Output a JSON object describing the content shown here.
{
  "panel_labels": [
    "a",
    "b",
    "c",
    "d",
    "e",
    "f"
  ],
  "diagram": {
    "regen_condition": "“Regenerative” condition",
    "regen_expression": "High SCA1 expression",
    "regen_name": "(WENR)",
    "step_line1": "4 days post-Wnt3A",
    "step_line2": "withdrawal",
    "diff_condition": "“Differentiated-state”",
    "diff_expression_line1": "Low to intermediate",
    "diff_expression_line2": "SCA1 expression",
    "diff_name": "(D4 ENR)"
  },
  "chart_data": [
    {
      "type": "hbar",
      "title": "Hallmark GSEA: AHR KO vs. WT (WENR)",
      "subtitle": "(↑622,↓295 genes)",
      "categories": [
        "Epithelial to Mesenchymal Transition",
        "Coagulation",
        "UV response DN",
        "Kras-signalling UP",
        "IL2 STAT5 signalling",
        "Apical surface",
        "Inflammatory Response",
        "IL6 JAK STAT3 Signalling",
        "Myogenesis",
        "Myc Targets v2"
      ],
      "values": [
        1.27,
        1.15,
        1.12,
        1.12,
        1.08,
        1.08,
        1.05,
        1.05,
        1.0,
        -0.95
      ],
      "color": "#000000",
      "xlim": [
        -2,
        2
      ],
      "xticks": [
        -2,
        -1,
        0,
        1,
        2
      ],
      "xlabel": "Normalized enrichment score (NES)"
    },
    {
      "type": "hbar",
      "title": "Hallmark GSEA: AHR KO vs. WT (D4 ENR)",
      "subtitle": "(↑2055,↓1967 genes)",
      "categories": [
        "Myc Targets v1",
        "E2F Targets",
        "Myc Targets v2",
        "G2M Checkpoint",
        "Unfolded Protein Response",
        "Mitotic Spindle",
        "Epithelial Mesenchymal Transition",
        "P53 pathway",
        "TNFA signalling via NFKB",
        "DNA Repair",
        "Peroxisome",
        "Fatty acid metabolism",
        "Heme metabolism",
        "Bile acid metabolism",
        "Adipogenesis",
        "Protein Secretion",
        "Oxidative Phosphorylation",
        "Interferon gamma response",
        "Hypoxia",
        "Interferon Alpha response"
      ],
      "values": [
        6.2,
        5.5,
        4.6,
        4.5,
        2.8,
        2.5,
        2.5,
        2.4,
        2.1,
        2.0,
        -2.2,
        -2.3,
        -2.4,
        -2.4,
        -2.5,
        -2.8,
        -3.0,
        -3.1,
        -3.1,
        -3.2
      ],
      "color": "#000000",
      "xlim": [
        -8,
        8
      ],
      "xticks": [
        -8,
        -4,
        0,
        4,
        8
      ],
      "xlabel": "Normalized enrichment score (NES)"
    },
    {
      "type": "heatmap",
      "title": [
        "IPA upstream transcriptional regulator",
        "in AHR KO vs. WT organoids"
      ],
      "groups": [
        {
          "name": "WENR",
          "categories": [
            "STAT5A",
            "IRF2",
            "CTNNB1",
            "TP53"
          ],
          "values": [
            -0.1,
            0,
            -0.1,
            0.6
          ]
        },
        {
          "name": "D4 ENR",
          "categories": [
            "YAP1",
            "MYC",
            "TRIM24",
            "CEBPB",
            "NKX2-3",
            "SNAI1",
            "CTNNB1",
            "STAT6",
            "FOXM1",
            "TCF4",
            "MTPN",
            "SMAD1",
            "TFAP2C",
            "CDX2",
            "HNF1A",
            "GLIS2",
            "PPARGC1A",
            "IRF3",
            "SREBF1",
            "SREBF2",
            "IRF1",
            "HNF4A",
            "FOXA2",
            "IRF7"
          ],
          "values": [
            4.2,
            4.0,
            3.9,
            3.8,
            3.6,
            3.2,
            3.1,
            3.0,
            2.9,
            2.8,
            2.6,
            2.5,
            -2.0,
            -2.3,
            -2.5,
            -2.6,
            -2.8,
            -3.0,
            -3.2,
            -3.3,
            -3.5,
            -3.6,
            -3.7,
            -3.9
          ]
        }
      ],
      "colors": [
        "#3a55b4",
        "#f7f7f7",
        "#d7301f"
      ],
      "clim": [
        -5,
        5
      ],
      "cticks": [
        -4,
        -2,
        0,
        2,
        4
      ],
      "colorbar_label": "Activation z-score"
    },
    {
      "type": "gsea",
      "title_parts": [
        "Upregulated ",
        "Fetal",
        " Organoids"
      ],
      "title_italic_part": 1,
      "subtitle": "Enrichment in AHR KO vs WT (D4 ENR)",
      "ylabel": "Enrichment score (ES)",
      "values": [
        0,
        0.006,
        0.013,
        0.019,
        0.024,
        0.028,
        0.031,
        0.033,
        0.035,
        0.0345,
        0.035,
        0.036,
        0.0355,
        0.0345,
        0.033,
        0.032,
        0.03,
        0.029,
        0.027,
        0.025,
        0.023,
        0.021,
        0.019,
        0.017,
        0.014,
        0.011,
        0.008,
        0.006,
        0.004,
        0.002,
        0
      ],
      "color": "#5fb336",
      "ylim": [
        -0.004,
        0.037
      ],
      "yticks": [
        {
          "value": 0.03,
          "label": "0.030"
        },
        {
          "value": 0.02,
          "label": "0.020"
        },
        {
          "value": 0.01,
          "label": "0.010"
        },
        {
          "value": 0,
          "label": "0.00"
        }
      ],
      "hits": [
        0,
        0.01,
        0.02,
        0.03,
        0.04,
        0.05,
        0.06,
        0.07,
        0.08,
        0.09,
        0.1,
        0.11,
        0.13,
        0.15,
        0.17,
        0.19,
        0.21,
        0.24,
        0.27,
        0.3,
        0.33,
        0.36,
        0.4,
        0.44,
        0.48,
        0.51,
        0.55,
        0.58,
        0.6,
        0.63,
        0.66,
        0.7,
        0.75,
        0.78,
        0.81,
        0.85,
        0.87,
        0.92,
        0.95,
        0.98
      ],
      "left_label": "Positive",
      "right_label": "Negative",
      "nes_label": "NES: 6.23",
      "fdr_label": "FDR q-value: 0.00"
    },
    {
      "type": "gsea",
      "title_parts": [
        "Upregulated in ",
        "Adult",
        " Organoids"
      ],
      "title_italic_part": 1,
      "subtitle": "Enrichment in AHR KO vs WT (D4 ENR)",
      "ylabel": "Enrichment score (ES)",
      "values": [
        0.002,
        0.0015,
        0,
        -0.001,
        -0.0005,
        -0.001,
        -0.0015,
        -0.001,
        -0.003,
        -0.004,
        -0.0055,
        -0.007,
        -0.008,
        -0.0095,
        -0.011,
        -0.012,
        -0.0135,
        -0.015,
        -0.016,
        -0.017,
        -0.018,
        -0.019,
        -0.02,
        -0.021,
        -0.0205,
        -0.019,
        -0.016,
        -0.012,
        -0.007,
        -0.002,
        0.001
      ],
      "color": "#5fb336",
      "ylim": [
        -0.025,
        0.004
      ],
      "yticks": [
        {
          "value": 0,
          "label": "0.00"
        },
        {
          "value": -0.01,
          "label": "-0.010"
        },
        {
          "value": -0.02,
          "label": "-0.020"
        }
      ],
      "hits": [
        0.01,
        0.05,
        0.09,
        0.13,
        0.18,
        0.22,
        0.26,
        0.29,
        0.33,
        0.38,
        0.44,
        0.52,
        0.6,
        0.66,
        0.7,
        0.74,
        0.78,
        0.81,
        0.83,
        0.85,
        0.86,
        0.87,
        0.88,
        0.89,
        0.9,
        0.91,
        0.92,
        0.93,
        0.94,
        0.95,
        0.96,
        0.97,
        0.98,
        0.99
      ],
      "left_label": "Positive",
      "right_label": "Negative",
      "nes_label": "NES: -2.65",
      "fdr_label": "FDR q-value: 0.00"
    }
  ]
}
== == ==
• Problem:
Would you transcribe the records above exactly, leaving nothing out?

• Output below:
Output a JSON object describing the content shown here.
{
  "panel_labels": [
    "a",
    "b",
    "c",
    "d",
    "e",
    "f"
  ],
  "diagram": {
    "regen_condition": "“Regenerative” condition",
    "regen_expression": "High SCA1 expression",
    "regen_name": "(WENR)",
    "step_line1": "4 days post-Wnt3A",
    "step_line2": "withdrawal",
    "diff_condition": "“Differentiated-state”",
    "diff_expression_line1": "Low to intermediate",
    "diff_expression_line2": "SCA1 expression",
    "diff_name": "(D4 ENR)"
  },
  "chart_data": [
    {
      "type": "hbar",
      "title": "Hallmark GSEA: AHR KO vs. WT (WENR)",
      "subtitle": "(↑622,↓295 genes)",
      "categories": [
        "Epithelial to Mesenchymal Transition",
        "Coagulation",
        "UV response DN",
        "Kras-signalling UP",
        "IL2 STAT5 signalling",
        "Apical surface",
        "Inflammatory Response",
        "IL6 JAK STAT3 Signalling",
        "Myogenesis",
        "Myc Targets v2"
      ],
      "values": [
        1.27,
        1.15,
        1.12,
        1.12,
        1.08,
        1.08,
        1.05,
        1.05,
        1.0,
        -0.95
      ],
      "color": "#000000",
      "xlim": [
        -2,
        2
      ],
      "xticks": [
        -2,
        -1,
        0,
        1,
        2
      ],
      "xlabel": "Normalized enrichment score (NES)"
    },
    {
      "type": "hbar",
      "title": "Hallmark GSEA: AHR KO vs. WT (D4 ENR)",
      "subtitle": "(↑2055,↓1967 genes)",
      "categories": [
        "Myc Targets v1",
        "E2F Targets",
        "Myc Targets v2",
        "G2M Checkpoint",
        "Unfolded Protein Response",
        "Mitotic Spindle",
        "Epithelial Mesenchymal Transition",
        "P53 pathway",
        "TNFA signalling via NFKB",
        "DNA Repair",
        "Peroxisome",
        "Fatty acid metabolism",
        "Heme metabolism",
        "Bile acid metabolism",
        "Adipogenesis",
        "Protein Secretion",
        "Oxidative Phosphorylation",
        "Interferon gamma response",
        "Hypoxia",
        "Interferon Alpha response"
      ],
      "values": [
        6.2,
        5.5,
        4.6,
        4.5,
        2.8,
        2.5,
        2.5,
        2.4,
        2.1,
        2.0,
        -2.2,
        -2.3,
        -2.4,
        -2.4,
        -2.5,
        -2.8,
        -3.0,
        -3.1,
        -3.1,
        -3.2
      ],
      "color": "#000000",
      "xlim": [
        -8,
        8
      ],
      "xticks": [
        -8,
        -4,
        0,
        4,
        8
      ],
      "xlabel": "Normalized enrichment score (NES)"
    },
    {
      "type": "heatmap",
      "title": [
        "IPA upstream transcriptional regulator",
        "in AHR KO vs. WT organoids"
      ],
      "groups": [
        {
          "name": "WENR",
          "categories": [
            "STAT5A",
            "IRF2",
            "CTNNB1",
            "TP53"
          ],
          "values": [
            -0.1,
            0,
            -0.1,
            0.6
          ]
        },
        {
          "name": "D4 ENR",
          "categories": [
            "YAP1",
            "MYC",
            "TRIM24",
            "CEBPB",
            "NKX2-3",
            "SNAI1",
            "CTNNB1",
            "STAT6",
            "FOXM1",
            "TCF4",
            "MTPN",
            "SMAD1",
            "TFAP2C",
            "CDX2",
            "HNF1A",
            "GLIS2",
            "PPARGC1A",
            "IRF3",
            "SREBF1",
            "SREBF2",
            "IRF1",
            "HNF4A",
            "FOXA2",
            "IRF7"
          ],
          "values": [
            4.2,
            4.0,
            3.9,
            3.8,
            3.6,
            3.2,
            3.1,
            3.0,
            2.9,
            2.8,
            2.6,
            2.5,
            -2.0,
            -2.3,
            -2.5,
            -2.6,
            -2.8,
            -3.0,
            -3.2,
            -3.3,
            -3.5,
            -3.6,
            -3.7,
            -3.9
          ]
        }
      ],
      "colors": [
        "#3a55b4",
        "#f7f7f7",
        "#d7301f"
      ],
      "clim": [
        -5,
        5
      ],
      "cticks": [
        -4,
        -2,
        0,
        2,
        4
      ],
      "colorbar_label": "Activation z-score"
    },
    {
      "type": "gsea",
      "title_parts": [
        "Upregulated ",
        "Fetal",
        " Organoids"
      ],
      "title_italic_part": 1,
      "subtitle": "Enrichment in AHR KO vs WT (D4 ENR)",
      "ylabel": "Enrichment score (ES)",
      "values": [
        0,
        0.006,
        0.013,
        0.019,
        0.024,
        0.028,
        0.031,
        0.033,
        0.035,
        0.0345,
        0.035,
        0.036,
        0.0355,
        0.0345,
        0.033,
        0.032,
        0.03,
        0.029,
        0.027,
        0.025,
        0.023,
        0.021,
        0.019,
        0.017,
        0.014,
        0.011,
        0.008,
        0.006,
        0.004,
        0.002,
        0
      ],
      "color": "#5fb336",
      "ylim": [
        -0.004,
        0.037
      ],
      "yticks": [
        {
          "value": 0.03,
          "label": "0.030"
        },
        {
          "value": 0.02,
          "label": "0.020"
        },
        {
          "value": 0.01,
          "label": "0.010"
        },
        {
          "value": 0,
          "label": "0.00"
        }
      ],
      "hits": [
        0,
        0.01,
        0.02,
        0.03,
        0.04,
        0.05,
        0.06,
        0.07,
        0.08,
        0.09,
        0.1,
        0.11,
        0.13,
        0.15,
        0.17,
        0.19,
        0.21,
        0.24,
        0.27,
        0.3,
        0.33,
        0.36,
        0.4,
        0.44,
        0.48,
        0.51,
        0.55,
        0.58,
        0.6,
        0.63,
        0.66,
        0.7,
        0.75,
        0.78,
        0.81,
        0.85,
        0.87,
        0.92,
        0.95,
        0.98
      ],
      "left_label": "Positive",
      "right_label": "Negative",
      "nes_label": "NES: 6.23",
      "fdr_label": "FDR q-value: 0.00"
    },
    {
      "type": "gsea",
      "title_parts": [
        "Upregulated in ",
        "Adult",
        " Organoids"
      ],
      "title_italic_part": 1,
      "subtitle": "Enrichment in AHR KO vs WT (D4 ENR)",
      "ylabel": "Enrichment score (ES)",
      "values": [
        0.002,
        0.0015,
        0,
        -0.001,
        -0.0005,
        -0.001,
        -0.0015,
        -0.001,
        -0.003,
        -0.004,
        -0.0055,
        -0.007,
        -0.008,
        -0.0095,
        -0.011,
        -0.012,
        -0.0135,
        -0.015,
        -0.016,
        -0.017,
        -0.018,
        -0.019,
        -0.02,
        -0.021,
        -0.0205,
        -0.019,
        -0.016,
        -0.012,
        -0.007,
        -0.002,
        0.001
      ],
      "color": "#5fb336",
      "ylim": [
        -0.025,
        0.004
      ],
      "yticks": [
        {
          "value": 0,
          "label": "0.00"
        },
        {
          "value": -0.01,
          "label": "-0.010"
        },
        {
          "value": -0.02,
          "label": "-0.020"
        }
      ],
      "hits": [
        0.01,
        0.05,
        0.09,
        0.13,
        0.18,
        0.22,
        0.26,
        0.29,
        0.33,
        0.38,
        0.44,
        0.52,
        0.6,
        0.66,
        0.7,
        0.74,
        0.78,
        0.81,
        0.83,
        0.85,
        0.86,
        0.87,
        0.88,
        0.89,
        0.9,
        0.91,
        0.92,
        0.93,
        0.94,
        0.95,
        0.96,
        0.97,
        0.98,
        0.99
      ],
      "left_label": "Positive",
      "right_label": "Negative",
      "nes_label": "NES: -2.65",
      "fdr_label": "FDR q-value: 0.00"
    }
  ]
}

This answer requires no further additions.